* **GIVEN EXERCISE**: Report each line of the data that includes the word "screenshot".

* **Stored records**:
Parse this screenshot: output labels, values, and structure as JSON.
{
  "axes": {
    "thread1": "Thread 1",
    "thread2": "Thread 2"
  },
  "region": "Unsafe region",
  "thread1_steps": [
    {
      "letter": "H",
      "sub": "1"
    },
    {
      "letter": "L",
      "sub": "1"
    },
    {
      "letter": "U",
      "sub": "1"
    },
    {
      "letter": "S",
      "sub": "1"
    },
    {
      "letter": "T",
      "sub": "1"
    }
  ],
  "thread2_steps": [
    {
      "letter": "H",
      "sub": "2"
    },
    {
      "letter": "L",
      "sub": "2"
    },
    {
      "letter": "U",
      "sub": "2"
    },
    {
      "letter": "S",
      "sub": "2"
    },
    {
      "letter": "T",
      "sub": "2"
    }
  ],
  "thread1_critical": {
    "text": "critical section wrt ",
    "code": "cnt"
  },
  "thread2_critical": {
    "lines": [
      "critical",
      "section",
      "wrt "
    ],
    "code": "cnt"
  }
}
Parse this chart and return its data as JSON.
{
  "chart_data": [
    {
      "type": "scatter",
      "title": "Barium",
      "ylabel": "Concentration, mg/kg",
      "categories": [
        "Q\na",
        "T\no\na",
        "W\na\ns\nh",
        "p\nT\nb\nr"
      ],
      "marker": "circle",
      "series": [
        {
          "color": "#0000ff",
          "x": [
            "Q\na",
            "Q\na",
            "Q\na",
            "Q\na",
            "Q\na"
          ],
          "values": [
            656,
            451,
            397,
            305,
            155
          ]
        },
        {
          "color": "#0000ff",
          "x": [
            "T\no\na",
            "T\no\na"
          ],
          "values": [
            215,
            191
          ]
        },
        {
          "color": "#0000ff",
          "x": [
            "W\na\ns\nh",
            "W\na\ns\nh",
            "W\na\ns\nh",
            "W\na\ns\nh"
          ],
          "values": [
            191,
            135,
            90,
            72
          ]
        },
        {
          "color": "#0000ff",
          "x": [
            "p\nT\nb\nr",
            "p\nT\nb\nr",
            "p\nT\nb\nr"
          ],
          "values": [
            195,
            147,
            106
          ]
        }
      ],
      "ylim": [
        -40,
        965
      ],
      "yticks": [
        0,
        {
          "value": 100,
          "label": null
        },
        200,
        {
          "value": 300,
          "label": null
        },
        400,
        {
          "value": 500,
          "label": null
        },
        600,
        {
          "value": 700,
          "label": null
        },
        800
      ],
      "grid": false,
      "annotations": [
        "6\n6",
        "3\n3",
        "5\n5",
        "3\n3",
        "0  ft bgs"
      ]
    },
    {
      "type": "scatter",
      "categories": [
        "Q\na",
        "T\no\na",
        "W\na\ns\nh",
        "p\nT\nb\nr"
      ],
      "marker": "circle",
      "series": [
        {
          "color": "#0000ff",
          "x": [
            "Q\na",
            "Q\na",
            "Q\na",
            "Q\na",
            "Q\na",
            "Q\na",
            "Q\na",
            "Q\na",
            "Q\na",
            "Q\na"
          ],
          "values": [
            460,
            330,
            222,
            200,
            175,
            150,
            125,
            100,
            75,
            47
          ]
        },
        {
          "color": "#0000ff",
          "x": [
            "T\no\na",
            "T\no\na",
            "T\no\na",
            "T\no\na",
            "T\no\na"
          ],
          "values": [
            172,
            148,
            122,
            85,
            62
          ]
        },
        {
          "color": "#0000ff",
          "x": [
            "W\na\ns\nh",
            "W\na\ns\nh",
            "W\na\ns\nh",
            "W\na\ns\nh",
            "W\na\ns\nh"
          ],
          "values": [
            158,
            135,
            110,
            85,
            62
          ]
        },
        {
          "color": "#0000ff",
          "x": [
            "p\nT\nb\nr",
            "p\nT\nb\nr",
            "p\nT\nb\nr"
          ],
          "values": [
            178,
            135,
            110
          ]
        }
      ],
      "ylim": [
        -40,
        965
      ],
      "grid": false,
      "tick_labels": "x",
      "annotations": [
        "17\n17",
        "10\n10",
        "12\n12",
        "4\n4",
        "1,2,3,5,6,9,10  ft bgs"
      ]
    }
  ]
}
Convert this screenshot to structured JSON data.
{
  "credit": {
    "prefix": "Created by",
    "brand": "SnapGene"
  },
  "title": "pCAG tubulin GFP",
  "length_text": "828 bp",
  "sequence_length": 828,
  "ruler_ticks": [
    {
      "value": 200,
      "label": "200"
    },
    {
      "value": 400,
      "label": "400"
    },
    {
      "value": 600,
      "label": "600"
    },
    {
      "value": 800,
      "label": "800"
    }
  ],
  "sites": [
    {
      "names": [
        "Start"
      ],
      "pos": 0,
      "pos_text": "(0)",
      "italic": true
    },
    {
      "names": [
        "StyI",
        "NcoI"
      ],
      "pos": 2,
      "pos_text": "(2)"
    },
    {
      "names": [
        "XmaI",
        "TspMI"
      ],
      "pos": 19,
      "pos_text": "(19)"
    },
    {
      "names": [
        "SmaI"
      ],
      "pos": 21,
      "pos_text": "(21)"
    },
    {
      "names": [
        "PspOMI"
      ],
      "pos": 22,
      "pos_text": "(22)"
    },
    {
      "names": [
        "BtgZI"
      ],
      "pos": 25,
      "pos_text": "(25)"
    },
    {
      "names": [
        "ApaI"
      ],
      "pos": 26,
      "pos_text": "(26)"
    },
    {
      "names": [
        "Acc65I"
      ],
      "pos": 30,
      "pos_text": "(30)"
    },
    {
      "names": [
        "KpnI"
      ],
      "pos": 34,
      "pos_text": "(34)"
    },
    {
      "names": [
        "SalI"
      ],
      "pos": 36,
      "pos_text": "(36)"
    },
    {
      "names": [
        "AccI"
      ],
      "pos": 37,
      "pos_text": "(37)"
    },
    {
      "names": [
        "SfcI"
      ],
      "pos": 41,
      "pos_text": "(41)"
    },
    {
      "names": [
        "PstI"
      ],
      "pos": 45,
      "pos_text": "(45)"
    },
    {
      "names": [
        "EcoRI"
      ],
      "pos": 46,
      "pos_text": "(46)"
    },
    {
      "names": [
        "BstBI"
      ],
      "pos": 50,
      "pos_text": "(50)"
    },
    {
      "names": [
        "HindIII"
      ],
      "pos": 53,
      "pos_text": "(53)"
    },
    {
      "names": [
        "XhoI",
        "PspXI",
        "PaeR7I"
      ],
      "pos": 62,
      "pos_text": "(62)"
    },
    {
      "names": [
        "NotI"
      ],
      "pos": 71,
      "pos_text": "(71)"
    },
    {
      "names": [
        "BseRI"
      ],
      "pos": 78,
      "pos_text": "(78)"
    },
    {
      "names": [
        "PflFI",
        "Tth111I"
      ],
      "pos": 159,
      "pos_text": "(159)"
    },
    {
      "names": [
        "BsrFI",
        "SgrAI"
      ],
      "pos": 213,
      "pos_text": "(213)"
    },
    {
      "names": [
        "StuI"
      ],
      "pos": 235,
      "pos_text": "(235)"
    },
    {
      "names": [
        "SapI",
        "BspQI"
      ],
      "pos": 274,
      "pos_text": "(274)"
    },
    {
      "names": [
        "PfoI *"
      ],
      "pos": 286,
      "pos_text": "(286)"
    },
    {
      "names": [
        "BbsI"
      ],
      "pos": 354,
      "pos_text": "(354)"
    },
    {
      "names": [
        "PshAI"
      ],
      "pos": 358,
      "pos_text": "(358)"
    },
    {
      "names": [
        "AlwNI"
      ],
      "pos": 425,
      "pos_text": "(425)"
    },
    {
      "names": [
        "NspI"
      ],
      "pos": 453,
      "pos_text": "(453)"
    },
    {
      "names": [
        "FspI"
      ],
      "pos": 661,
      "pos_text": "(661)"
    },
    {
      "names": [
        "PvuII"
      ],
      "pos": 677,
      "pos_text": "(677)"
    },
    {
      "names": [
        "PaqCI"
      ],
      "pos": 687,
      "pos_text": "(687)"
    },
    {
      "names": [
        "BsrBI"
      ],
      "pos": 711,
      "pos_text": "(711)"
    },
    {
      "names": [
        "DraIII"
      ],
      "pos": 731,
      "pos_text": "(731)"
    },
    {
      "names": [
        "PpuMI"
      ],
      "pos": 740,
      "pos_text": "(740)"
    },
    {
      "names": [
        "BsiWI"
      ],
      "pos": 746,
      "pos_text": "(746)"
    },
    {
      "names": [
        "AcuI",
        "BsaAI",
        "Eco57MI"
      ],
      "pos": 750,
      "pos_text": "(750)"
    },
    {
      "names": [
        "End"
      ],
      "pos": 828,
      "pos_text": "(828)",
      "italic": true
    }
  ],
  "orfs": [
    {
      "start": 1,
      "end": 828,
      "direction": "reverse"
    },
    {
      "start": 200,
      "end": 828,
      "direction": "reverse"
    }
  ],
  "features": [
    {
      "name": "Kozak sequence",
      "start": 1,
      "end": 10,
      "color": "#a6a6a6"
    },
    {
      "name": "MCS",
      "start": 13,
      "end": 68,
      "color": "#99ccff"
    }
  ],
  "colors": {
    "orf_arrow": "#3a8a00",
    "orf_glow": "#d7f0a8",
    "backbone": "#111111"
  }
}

* **EXERCISE ANSWER**:
Parse this screenshot: output labels, values, and structure as JSON.
Convert this screenshot to structured JSON data.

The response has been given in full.